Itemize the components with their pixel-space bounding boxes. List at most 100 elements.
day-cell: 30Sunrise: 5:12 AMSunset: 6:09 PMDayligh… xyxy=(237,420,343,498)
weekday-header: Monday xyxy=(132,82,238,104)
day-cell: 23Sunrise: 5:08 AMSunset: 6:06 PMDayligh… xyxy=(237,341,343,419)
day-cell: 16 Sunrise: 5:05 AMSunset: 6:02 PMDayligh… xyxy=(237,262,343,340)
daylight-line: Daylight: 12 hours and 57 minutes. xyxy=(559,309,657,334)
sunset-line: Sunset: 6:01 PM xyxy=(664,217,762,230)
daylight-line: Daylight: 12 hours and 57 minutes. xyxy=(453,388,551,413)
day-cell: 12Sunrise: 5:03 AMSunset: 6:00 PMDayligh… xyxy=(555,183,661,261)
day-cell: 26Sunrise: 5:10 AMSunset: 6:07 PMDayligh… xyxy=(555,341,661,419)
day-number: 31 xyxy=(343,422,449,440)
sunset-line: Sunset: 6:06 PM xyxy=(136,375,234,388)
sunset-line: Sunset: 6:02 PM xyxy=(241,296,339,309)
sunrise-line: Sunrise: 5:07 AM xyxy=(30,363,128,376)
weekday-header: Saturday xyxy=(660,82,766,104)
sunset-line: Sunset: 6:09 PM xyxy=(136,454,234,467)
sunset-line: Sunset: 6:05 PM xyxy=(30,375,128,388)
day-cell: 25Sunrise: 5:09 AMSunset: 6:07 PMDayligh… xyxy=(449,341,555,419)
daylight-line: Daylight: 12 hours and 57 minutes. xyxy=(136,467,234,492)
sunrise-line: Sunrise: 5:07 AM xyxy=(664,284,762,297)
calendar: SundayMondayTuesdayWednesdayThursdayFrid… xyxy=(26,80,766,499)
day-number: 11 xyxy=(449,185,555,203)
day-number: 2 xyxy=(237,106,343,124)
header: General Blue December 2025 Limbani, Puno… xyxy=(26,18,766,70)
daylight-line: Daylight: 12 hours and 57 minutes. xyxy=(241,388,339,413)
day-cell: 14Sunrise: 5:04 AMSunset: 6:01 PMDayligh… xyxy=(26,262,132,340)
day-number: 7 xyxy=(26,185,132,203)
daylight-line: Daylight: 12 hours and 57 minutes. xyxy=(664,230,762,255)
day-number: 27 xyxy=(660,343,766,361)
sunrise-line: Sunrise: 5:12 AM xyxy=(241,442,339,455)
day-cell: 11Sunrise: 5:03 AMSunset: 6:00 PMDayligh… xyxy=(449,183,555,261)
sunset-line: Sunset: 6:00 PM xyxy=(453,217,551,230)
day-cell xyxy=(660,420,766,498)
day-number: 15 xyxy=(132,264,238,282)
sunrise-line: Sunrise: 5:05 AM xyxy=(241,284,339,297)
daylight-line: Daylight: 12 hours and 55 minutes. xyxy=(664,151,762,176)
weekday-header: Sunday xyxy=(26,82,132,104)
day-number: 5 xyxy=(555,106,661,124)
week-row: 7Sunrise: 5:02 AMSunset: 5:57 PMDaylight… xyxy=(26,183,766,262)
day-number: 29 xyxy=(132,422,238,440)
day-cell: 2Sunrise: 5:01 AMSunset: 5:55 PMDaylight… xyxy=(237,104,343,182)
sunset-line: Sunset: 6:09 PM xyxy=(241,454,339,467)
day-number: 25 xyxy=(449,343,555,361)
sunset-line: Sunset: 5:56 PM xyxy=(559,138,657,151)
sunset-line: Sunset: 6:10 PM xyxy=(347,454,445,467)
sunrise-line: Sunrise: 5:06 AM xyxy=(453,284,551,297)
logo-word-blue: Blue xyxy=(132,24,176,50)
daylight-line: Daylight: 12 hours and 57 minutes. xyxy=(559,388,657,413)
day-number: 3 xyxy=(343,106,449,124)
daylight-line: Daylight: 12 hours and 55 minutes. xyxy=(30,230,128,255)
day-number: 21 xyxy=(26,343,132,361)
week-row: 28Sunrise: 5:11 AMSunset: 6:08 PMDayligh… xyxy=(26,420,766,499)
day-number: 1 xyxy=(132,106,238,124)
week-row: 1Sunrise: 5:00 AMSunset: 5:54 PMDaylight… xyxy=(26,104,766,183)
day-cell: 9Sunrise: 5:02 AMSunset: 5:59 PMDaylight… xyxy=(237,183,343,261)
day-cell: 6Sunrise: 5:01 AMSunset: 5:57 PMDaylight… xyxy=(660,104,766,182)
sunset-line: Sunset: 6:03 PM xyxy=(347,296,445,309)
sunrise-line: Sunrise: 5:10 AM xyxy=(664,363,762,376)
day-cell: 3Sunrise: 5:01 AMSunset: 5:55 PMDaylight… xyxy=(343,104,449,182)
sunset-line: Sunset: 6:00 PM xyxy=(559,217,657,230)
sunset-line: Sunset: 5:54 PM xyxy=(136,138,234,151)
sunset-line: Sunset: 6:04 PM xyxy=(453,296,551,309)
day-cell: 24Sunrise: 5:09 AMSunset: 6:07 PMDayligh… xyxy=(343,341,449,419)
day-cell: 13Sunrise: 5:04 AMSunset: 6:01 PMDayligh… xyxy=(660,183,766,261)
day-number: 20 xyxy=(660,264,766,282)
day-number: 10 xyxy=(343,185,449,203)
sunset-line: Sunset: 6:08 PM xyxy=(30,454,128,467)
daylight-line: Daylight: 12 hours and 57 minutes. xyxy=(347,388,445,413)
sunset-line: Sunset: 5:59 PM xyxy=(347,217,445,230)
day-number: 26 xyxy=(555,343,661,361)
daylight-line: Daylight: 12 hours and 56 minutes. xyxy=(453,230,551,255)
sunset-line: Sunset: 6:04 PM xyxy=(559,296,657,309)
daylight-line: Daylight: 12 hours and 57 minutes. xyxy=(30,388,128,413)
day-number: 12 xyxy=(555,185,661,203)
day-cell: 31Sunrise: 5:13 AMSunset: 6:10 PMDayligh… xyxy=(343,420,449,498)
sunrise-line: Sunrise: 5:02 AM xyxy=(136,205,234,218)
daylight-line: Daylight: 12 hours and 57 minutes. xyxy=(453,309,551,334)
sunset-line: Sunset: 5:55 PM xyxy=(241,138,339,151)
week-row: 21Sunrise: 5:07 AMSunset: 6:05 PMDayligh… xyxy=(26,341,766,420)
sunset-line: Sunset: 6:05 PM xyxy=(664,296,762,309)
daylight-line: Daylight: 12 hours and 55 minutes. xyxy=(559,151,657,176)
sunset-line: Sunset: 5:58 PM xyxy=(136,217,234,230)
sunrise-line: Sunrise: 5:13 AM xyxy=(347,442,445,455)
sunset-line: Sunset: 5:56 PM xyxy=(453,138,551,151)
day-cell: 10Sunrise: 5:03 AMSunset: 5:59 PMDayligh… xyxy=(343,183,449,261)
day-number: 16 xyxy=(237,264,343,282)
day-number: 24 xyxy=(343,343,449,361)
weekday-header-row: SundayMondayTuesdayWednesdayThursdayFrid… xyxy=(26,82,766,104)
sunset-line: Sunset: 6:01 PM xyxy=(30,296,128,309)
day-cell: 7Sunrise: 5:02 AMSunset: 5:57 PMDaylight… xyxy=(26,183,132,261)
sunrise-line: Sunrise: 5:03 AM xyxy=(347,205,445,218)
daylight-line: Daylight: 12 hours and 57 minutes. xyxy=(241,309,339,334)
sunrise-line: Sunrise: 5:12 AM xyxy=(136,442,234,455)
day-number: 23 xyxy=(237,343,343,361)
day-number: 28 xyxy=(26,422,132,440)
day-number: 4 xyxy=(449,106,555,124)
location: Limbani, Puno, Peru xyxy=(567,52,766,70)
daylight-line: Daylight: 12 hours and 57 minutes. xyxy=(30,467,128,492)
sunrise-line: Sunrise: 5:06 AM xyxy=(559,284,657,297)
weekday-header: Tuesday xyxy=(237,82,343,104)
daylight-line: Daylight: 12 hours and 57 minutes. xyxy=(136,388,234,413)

# # #

● **Problem to work on**
Copy the records word for word, starting at the first line and ending at the line that contains "day-cell: 23Sunrise: 5:08", with both of those lines included.

● **Task solution**
Itemize the components with their pixel-space bounding boxes. List at most 100 elements.
day-cell: 30Sunrise: 5:12 AMSunset: 6:09 PMDayligh… xyxy=(237,420,343,498)
weekday-header: Monday xyxy=(132,82,238,104)
day-cell: 23Sunrise: 5:08 AMSunset: 6:06 PMDayligh… xyxy=(237,341,343,419)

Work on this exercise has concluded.